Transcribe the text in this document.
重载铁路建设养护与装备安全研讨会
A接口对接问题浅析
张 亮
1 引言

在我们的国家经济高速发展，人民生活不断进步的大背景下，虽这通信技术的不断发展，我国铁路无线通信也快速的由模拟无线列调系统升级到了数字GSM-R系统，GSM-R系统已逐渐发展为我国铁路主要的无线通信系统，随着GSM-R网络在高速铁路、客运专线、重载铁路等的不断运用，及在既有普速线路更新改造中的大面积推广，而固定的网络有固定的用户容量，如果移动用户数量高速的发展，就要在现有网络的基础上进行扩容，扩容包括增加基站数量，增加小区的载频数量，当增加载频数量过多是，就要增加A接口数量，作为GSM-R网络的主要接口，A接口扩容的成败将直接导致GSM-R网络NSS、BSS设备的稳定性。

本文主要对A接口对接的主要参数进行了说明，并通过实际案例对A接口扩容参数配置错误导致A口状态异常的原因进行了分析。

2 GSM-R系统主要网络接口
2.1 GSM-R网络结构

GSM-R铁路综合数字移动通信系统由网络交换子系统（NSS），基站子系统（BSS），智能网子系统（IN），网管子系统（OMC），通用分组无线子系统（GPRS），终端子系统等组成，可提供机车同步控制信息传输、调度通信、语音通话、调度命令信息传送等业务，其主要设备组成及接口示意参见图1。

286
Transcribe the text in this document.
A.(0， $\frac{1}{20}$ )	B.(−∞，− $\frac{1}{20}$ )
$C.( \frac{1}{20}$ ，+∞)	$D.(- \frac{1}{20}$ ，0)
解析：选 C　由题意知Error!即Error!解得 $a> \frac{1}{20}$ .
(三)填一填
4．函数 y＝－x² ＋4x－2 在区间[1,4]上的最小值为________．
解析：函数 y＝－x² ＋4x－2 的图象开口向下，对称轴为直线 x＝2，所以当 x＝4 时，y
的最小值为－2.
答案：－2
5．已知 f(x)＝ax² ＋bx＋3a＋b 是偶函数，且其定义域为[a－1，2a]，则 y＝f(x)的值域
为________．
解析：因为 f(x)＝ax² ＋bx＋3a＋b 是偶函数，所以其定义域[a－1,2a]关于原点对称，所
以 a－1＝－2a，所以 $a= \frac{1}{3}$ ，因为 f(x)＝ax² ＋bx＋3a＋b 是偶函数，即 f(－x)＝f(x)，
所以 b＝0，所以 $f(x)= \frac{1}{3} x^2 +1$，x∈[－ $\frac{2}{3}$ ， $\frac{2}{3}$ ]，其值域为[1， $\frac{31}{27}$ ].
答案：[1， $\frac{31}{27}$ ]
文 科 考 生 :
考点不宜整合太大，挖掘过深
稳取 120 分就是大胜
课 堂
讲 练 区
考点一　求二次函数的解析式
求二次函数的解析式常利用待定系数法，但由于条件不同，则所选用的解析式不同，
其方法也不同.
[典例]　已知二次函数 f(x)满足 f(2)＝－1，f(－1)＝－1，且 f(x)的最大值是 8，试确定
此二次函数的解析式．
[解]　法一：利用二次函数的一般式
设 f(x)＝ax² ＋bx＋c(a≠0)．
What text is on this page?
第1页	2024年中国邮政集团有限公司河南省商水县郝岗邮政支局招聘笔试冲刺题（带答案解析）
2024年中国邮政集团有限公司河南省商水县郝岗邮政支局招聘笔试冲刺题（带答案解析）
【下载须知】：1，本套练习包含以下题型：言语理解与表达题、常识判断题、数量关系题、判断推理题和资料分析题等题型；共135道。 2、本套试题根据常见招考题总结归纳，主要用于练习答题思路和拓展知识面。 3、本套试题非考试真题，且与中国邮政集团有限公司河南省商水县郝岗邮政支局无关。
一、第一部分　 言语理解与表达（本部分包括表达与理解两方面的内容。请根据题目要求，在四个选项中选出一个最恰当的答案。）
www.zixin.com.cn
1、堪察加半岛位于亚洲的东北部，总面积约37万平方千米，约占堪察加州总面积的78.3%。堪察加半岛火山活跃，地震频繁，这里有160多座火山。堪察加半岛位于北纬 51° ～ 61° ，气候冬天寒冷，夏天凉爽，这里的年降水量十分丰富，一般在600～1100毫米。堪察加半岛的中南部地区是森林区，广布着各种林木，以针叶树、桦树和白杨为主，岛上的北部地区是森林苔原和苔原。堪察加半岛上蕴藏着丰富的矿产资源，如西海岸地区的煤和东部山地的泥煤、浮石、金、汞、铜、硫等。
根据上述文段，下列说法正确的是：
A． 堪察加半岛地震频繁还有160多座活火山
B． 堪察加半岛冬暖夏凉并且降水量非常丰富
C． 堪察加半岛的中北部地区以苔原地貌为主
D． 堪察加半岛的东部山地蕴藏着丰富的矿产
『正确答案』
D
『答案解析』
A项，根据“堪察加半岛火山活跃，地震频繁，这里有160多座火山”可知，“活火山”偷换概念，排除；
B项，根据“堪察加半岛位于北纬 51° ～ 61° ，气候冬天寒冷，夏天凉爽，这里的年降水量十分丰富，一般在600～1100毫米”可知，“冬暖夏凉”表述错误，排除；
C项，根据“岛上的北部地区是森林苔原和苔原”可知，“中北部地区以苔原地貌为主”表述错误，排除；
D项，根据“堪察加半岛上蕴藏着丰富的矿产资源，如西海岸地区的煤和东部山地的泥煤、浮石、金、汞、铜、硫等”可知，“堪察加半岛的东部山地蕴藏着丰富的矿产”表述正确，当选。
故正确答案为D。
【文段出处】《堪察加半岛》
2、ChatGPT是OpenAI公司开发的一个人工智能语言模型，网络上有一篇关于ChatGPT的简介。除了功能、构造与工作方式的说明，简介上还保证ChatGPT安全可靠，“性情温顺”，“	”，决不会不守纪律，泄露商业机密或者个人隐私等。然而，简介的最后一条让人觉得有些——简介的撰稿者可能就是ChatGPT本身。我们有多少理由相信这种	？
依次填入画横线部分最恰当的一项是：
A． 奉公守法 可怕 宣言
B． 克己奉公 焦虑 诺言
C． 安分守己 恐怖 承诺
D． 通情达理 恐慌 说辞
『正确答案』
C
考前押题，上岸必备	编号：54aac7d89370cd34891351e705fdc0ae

§ Required task
Your task is to give the records above again, exactly.

§ Complete response
Transcribe the text in this document.
重载铁路建设养护与装备安全研讨会
A接口对接问题浅析
张 亮
1 引言

在我们的国家经济高速发展，人民生活不断进步的大背景下，虽这通信技术的不断发展，我国铁路无线通信也快速的由模拟无线列调系统升级到了数字GSM-R系统，GSM-R系统已逐渐发展为我国铁路主要的无线通信系统，随着GSM-R网络在高速铁路、客运专线、重载铁路等的不断运用，及在既有普速线路更新改造中的大面积推广，而固定的网络有固定的用户容量，如果移动用户数量高速的发展，就要在现有网络的基础上进行扩容，扩容包括增加基站数量，增加小区的载频数量，当增加载频数量过多是，就要增加A接口数量，作为GSM-R网络的主要接口，A接口扩容的成败将直接导致GSM-R网络NSS、BSS设备的稳定性。

本文主要对A接口对接的主要参数进行了说明，并通过实际案例对A接口扩容参数配置错误导致A口状态异常的原因进行了分析。

2 GSM-R系统主要网络接口
2.1 GSM-R网络结构

GSM-R铁路综合数字移动通信系统由网络交换子系统（NSS），基站子系统（BSS），智能网子系统（IN），网管子系统（OMC），通用分组无线子系统（GPRS），终端子系统等组成，可提供机车同步控制信息传输、调度通信、语音通话、调度命令信息传送等业务，其主要设备组成及接口示意参见图1。

286
Transcribe the text in this document.
A.(0， $\frac{1}{20}$ )	B.(−∞，− $\frac{1}{20}$ )
$C.( \frac{1}{20}$ ，+∞)	$D.(- \frac{1}{20}$ ，0)
解析：选 C　由题意知Error!即Error!解得 $a> \frac{1}{20}$ .
(三)填一填
4．函数 y＝－x² ＋4x－2 在区间[1,4]上的最小值为________．
解析：函数 y＝－x² ＋4x－2 的图象开口向下，对称轴为直线 x＝2，所以当 x＝4 时，y
的最小值为－2.
答案：－2
5．已知 f(x)＝ax² ＋bx＋3a＋b 是偶函数，且其定义域为[a－1，2a]，则 y＝f(x)的值域
为________．
解析：因为 f(x)＝ax² ＋bx＋3a＋b 是偶函数，所以其定义域[a－1,2a]关于原点对称，所
以 a－1＝－2a，所以 $a= \frac{1}{3}$ ，因为 f(x)＝ax² ＋bx＋3a＋b 是偶函数，即 f(－x)＝f(x)，
所以 b＝0，所以 $f(x)= \frac{1}{3} x^2 +1$，x∈[－ $\frac{2}{3}$ ， $\frac{2}{3}$ ]，其值域为[1， $\frac{31}{27}$ ].
答案：[1， $\frac{31}{27}$ ]
文 科 考 生 :
考点不宜整合太大，挖掘过深
稳取 120 分就是大胜
课 堂
讲 练 区
考点一　求二次函数的解析式
求二次函数的解析式常利用待定系数法，但由于条件不同，则所选用的解析式不同，
其方法也不同.
[典例]　已知二次函数 f(x)满足 f(2)＝－1，f(－1)＝－1，且 f(x)的最大值是 8，试确定
此二次函数的解析式．
[解]　法一：利用二次函数的一般式
设 f(x)＝ax² ＋bx＋c(a≠0)．
What text is on this page?
第1页	2024年中国邮政集团有限公司河南省商水县郝岗邮政支局招聘笔试冲刺题（带答案解析）
2024年中国邮政集团有限公司河南省商水县郝岗邮政支局招聘笔试冲刺题（带答案解析）
【下载须知】：1，本套练习包含以下题型：言语理解与表达题、常识判断题、数量关系题、判断推理题和资料分析题等题型；共135道。 2、本套试题根据常见招考题总结归纳，主要用于练习答题思路和拓展知识面。 3、本套试题非考试真题，且与中国邮政集团有限公司河南省商水县郝岗邮政支局无关。
一、第一部分　 言语理解与表达（本部分包括表达与理解两方面的内容。请根据题目要求，在四个选项中选出一个最恰当的答案。）
www.zixin.com.cn
1、堪察加半岛位于亚洲的东北部，总面积约37万平方千米，约占堪察加州总面积的78.3%。堪察加半岛火山活跃，地震频繁，这里有160多座火山。堪察加半岛位于北纬 51° ～ 61° ，气候冬天寒冷，夏天凉爽，这里的年降水量十分丰富，一般在600～1100毫米。堪察加半岛的中南部地区是森林区，广布着各种林木，以针叶树、桦树和白杨为主，岛上的北部地区是森林苔原和苔原。堪察加半岛上蕴藏着丰富的矿产资源，如西海岸地区的煤和东部山地的泥煤、浮石、金、汞、铜、硫等。
根据上述文段，下列说法正确的是：
A． 堪察加半岛地震频繁还有160多座活火山
B． 堪察加半岛冬暖夏凉并且降水量非常丰富
C． 堪察加半岛的中北部地区以苔原地貌为主
D． 堪察加半岛的东部山地蕴藏着丰富的矿产
『正确答案』
D
『答案解析』
A项，根据“堪察加半岛火山活跃，地震频繁，这里有160多座火山”可知，“活火山”偷换概念，排除；
B项，根据“堪察加半岛位于北纬 51° ～ 61° ，气候冬天寒冷，夏天凉爽，这里的年降水量十分丰富，一般在600～1100毫米”可知，“冬暖夏凉”表述错误，排除；
C项，根据“岛上的北部地区是森林苔原和苔原”可知，“中北部地区以苔原地貌为主”表述错误，排除；
D项，根据“堪察加半岛上蕴藏着丰富的矿产资源，如西海岸地区的煤和东部山地的泥煤、浮石、金、汞、铜、硫等”可知，“堪察加半岛的东部山地蕴藏着丰富的矿产”表述正确，当选。
故正确答案为D。
【文段出处】《堪察加半岛》
2、ChatGPT是OpenAI公司开发的一个人工智能语言模型，网络上有一篇关于ChatGPT的简介。除了功能、构造与工作方式的说明，简介上还保证ChatGPT安全可靠，“性情温顺”，“	”，决不会不守纪律，泄露商业机密或者个人隐私等。然而，简介的最后一条让人觉得有些——简介的撰稿者可能就是ChatGPT本身。我们有多少理由相信这种	？
依次填入画横线部分最恰当的一项是：
A． 奉公守法 可怕 宣言
B． 克己奉公 焦虑 诺言
C． 安分守己 恐怖 承诺
D． 通情达理 恐慌 说辞
『正确答案』
C
考前押题，上岸必备	编号：54aac7d89370cd34891351e705fdc0ae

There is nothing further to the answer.